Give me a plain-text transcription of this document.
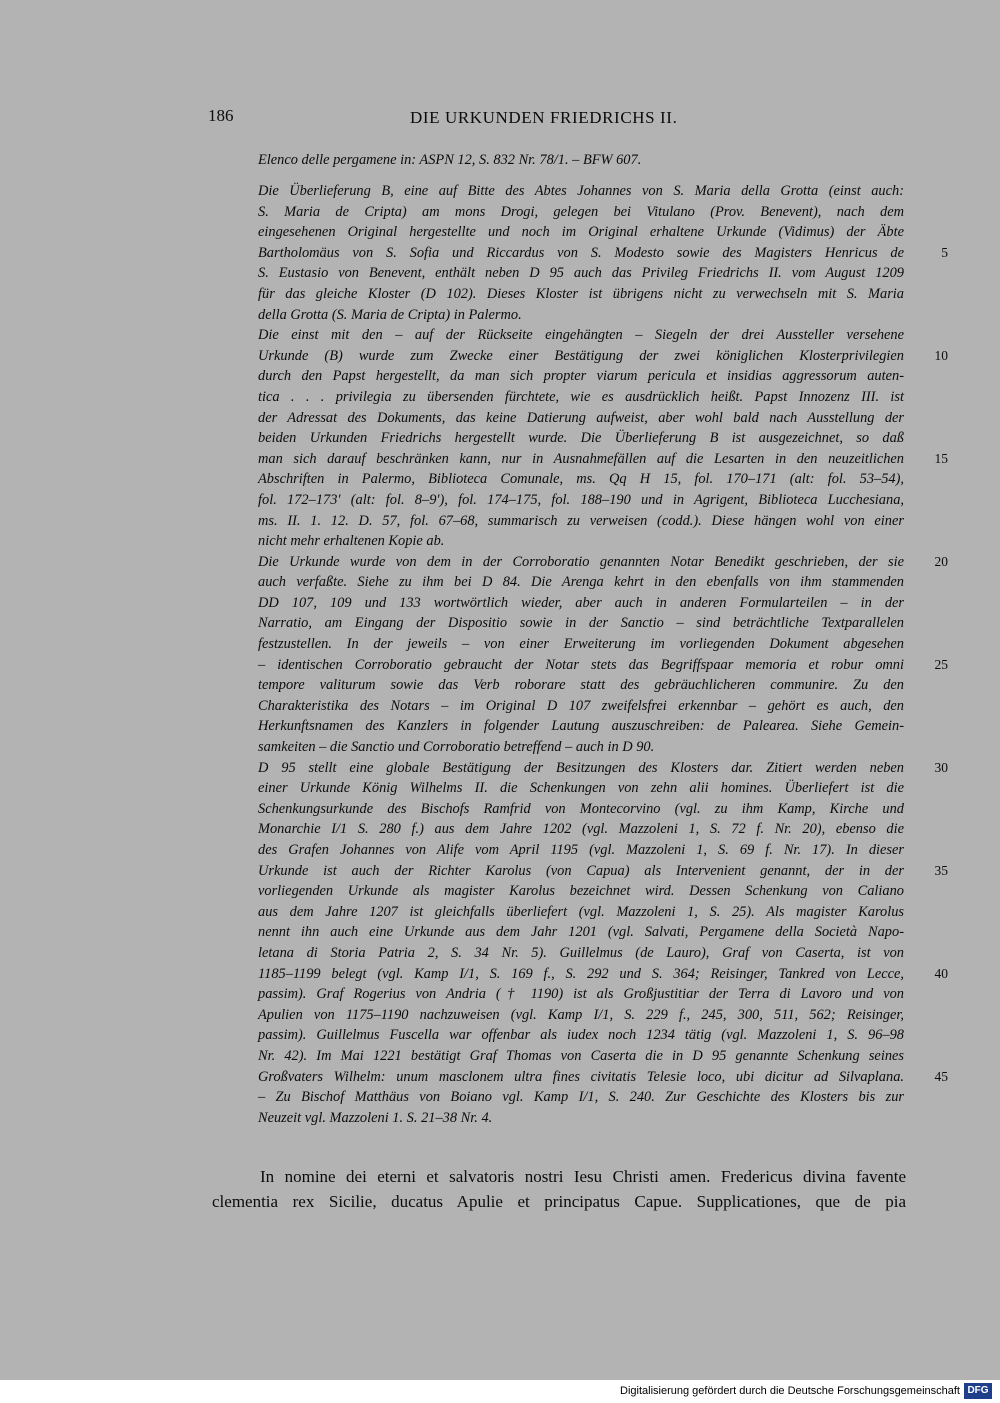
186	DIE URKUNDEN FRIEDRICHS II.
Elenco delle pergamene in: ASPN 12, S. 832 Nr. 78/1. – BFW 607.
Die Überlieferung B, eine auf Bitte des Abtes Johannes von S. Maria della Grotta (einst auch:
S. Maria de Cripta) am mons Drogi, gelegen bei Vitulano (Prov. Benevent), nach dem
eingesehenen Original hergestellte und noch im Original erhaltene Urkunde (Vidimus) der Äbte
Bartholomäus von S. Sofia und Riccardus von S. Modesto sowie des Magisters Henricus de
S. Eustasio von Benevent, enthält neben D 95 auch das Privileg Friedrichs II. vom August 1209
für das gleiche Kloster (D 102). Dieses Kloster ist übrigens nicht zu verwechseln mit S. Maria
della Grotta (S. Maria de Cripta) in Palermo.
Die einst mit den – auf der Rückseite eingehängten – Siegeln der drei Aussteller versehene
Urkunde (B) wurde zum Zwecke einer Bestätigung der zwei königlichen Klosterprivilegien
durch den Papst hergestellt, da man sich propter viarum pericula et insidias aggressorum auten-
tica . . . privilegia zu übersenden fürchtete, wie es ausdrücklich heißt. Papst Innozenz III. ist
der Adressat des Dokuments, das keine Datierung aufweist, aber wohl bald nach Ausstellung der
beiden Urkunden Friedrichs hergestellt wurde. Die Überlieferung B ist ausgezeichnet, so daß
man sich darauf beschränken kann, nur in Ausnahmefällen auf die Lesarten in den neuzeitlichen
Abschriften in Palermo, Biblioteca Comunale, ms. Qq H 15, fol. 170–171 (alt: fol. 53–54),
fol. 172–173' (alt: fol. 8–9'), fol. 174–175, fol. 188–190 und in Agrigent, Biblioteca Lucchesiana,
ms. II. 1. 12. D. 57, fol. 67–68, summarisch zu verweisen (codd.). Diese hängen wohl von einer
nicht mehr erhaltenen Kopie ab.
Die Urkunde wurde von dem in der Corroboratio genannten Notar Benedikt geschrieben, der sie
auch verfaßte. Siehe zu ihm bei D 84. Die Arenga kehrt in den ebenfalls von ihm stammenden
DD 107, 109 und 133 wortwörtlich wieder, aber auch in anderen Formularteilen – in der
Narratio, am Eingang der Dispositio sowie in der Sanctio – sind beträchtliche Textparallelen
festzustellen. In der jeweils – von einer Erweiterung im vorliegenden Dokument abgesehen
– identischen Corroboratio gebraucht der Notar stets das Begriffspaar memoria et robur omni
tempore valiturum sowie das Verb roborare statt des gebräuchlicheren communire. Zu den
Charakteristika des Notars – im Original D 107 zweifelsfrei erkennbar – gehört es auch, den
Herkunftsnamen des Kanzlers in folgender Lautung auszuschreiben: de Palearea. Siehe Gemein-
samkeiten – die Sanctio und Corroboratio betreffend – auch in D 90.
D 95 stellt eine globale Bestätigung der Besitzungen des Klosters dar. Zitiert werden neben
einer Urkunde König Wilhelms II. die Schenkungen von zehn alii homines. Überliefert ist die
Schenkungsurkunde des Bischofs Ramfrid von Montecorvino (vgl. zu ihm Kamp, Kirche und
Monarchie I/1 S. 280 f.) aus dem Jahre 1202 (vgl. Mazzoleni 1, S. 72 f. Nr. 20), ebenso die
des Grafen Johannes von Alife vom April 1195 (vgl. Mazzoleni 1, S. 69 f. Nr. 17). In dieser
Urkunde ist auch der Richter Karolus (von Capua) als Intervenient genannt, der in der
vorliegenden Urkunde als magister Karolus bezeichnet wird. Dessen Schenkung von Caliano
aus dem Jahre 1207 ist gleichfalls überliefert (vgl. Mazzoleni 1, S. 25). Als magister Karolus
nennt ihn auch eine Urkunde aus dem Jahr 1201 (vgl. Salvati, Pergamene della Società Napo-
letana di Storia Patria 2, S. 34 Nr. 5). Guillelmus (de Lauro), Graf von Caserta, ist von
1185–1199 belegt (vgl. Kamp I/1, S. 169 f., S. 292 und S. 364; Reisinger, Tankred von Lecce,
passim). Graf Rogerius von Andria († 1190) ist als Großjustitiar der Terra di Lavoro und von
Apulien von 1175–1190 nachzuweisen (vgl. Kamp I/1, S. 229 f., 245, 300, 511, 562; Reisinger,
passim). Guillelmus Fuscella war offenbar als iudex noch 1234 tätig (vgl. Mazzoleni 1, S. 96–98
Nr. 42). Im Mai 1221 bestätigt Graf Thomas von Caserta die in D 95 genannte Schenkung seines
Großvaters Wilhelm: unum masclonem ultra fines civitatis Telesie loco, ubi dicitur ad Silvaplana.
– Zu Bischof Matthäus von Boiano vgl. Kamp I/1, S. 240. Zur Geschichte des Klosters bis zur
Neuzeit vgl. Mazzoleni 1. S. 21–38 Nr. 4.
5
10
15
20
25
30
35
40
45
In nomine dei eterni et salvatoris nostri Iesu Christi amen. Fredericus divina favente
clementia rex Sicilie, ducatus Apulie et principatus Capue. Supplicationes, que de pia
Digitalisierung gefördert durch die Deutsche Forschungsgemeinschaft DFG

= = = = = = =

- _Required task_
Your task is to repeat the data above exactly while excluding the pictures.

- _Solution for this exercise_
Give me a plain-text transcription of this document.
186	DIE URKUNDEN FRIEDRICHS II.
Elenco delle pergamene in: ASPN 12, S. 832 Nr. 78/1. – BFW 607.
Die Überlieferung B, eine auf Bitte des Abtes Johannes von S. Maria della Grotta (einst auch:
S. Maria de Cripta) am mons Drogi, gelegen bei Vitulano (Prov. Benevent), nach dem
eingesehenen Original hergestellte und noch im Original erhaltene Urkunde (Vidimus) der Äbte
Bartholomäus von S. Sofia und Riccardus von S. Modesto sowie des Magisters Henricus de
S. Eustasio von Benevent, enthält neben D 95 auch das Privileg Friedrichs II. vom August 1209
für das gleiche Kloster (D 102). Dieses Kloster ist übrigens nicht zu verwechseln mit S. Maria
della Grotta (S. Maria de Cripta) in Palermo.
Die einst mit den – auf der Rückseite eingehängten – Siegeln der drei Aussteller versehene
Urkunde (B) wurde zum Zwecke einer Bestätigung der zwei königlichen Klosterprivilegien
durch den Papst hergestellt, da man sich propter viarum pericula et insidias aggressorum auten-
tica . . . privilegia zu übersenden fürchtete, wie es ausdrücklich heißt. Papst Innozenz III. ist
der Adressat des Dokuments, das keine Datierung aufweist, aber wohl bald nach Ausstellung der
beiden Urkunden Friedrichs hergestellt wurde. Die Überlieferung B ist ausgezeichnet, so daß
man sich darauf beschränken kann, nur in Ausnahmefällen auf die Lesarten in den neuzeitlichen
Abschriften in Palermo, Biblioteca Comunale, ms. Qq H 15, fol. 170–171 (alt: fol. 53–54),
fol. 172–173' (alt: fol. 8–9'), fol. 174–175, fol. 188–190 und in Agrigent, Biblioteca Lucchesiana,
ms. II. 1. 12. D. 57, fol. 67–68, summarisch zu verweisen (codd.). Diese hängen wohl von einer
nicht mehr erhaltenen Kopie ab.
Die Urkunde wurde von dem in der Corroboratio genannten Notar Benedikt geschrieben, der sie
auch verfaßte. Siehe zu ihm bei D 84. Die Arenga kehrt in den ebenfalls von ihm stammenden
DD 107, 109 und 133 wortwörtlich wieder, aber auch in anderen Formularteilen – in der
Narratio, am Eingang der Dispositio sowie in der Sanctio – sind beträchtliche Textparallelen
festzustellen. In der jeweils – von einer Erweiterung im vorliegenden Dokument abgesehen
– identischen Corroboratio gebraucht der Notar stets das Begriffspaar memoria et robur omni
tempore valiturum sowie das Verb roborare statt des gebräuchlicheren communire. Zu den
Charakteristika des Notars – im Original D 107 zweifelsfrei erkennbar – gehört es auch, den
Herkunftsnamen des Kanzlers in folgender Lautung auszuschreiben: de Palearea. Siehe Gemein-
samkeiten – die Sanctio und Corroboratio betreffend – auch in D 90.
D 95 stellt eine globale Bestätigung der Besitzungen des Klosters dar. Zitiert werden neben
einer Urkunde König Wilhelms II. die Schenkungen von zehn alii homines. Überliefert ist die
Schenkungsurkunde des Bischofs Ramfrid von Montecorvino (vgl. zu ihm Kamp, Kirche und
Monarchie I/1 S. 280 f.) aus dem Jahre 1202 (vgl. Mazzoleni 1, S. 72 f. Nr. 20), ebenso die
des Grafen Johannes von Alife vom April 1195 (vgl. Mazzoleni 1, S. 69 f. Nr. 17). In dieser
Urkunde ist auch der Richter Karolus (von Capua) als Intervenient genannt, der in der
vorliegenden Urkunde als magister Karolus bezeichnet wird. Dessen Schenkung von Caliano
aus dem Jahre 1207 ist gleichfalls überliefert (vgl. Mazzoleni 1, S. 25). Als magister Karolus
nennt ihn auch eine Urkunde aus dem Jahr 1201 (vgl. Salvati, Pergamene della Società Napo-
letana di Storia Patria 2, S. 34 Nr. 5). Guillelmus (de Lauro), Graf von Caserta, ist von
1185–1199 belegt (vgl. Kamp I/1, S. 169 f., S. 292 und S. 364; Reisinger, Tankred von Lecce,
passim). Graf Rogerius von Andria († 1190) ist als Großjustitiar der Terra di Lavoro und von
Apulien von 1175–1190 nachzuweisen (vgl. Kamp I/1, S. 229 f., 245, 300, 511, 562; Reisinger,
passim). Guillelmus Fuscella war offenbar als iudex noch 1234 tätig (vgl. Mazzoleni 1, S. 96–98
Nr. 42). Im Mai 1221 bestätigt Graf Thomas von Caserta die in D 95 genannte Schenkung seines
Großvaters Wilhelm: unum masclonem ultra fines civitatis Telesie loco, ubi dicitur ad Silvaplana.
– Zu Bischof Matthäus von Boiano vgl. Kamp I/1, S. 240. Zur Geschichte des Klosters bis zur
Neuzeit vgl. Mazzoleni 1. S. 21–38 Nr. 4.
5
10
15
20
25
30
35
40
45
In nomine dei eterni et salvatoris nostri Iesu Christi amen. Fredericus divina favente
clementia rex Sicilie, ducatus Apulie et principatus Capue. Supplicationes, que de pia
Digitalisierung gefördert durch die Deutsche Forschungsgemeinschaft DFG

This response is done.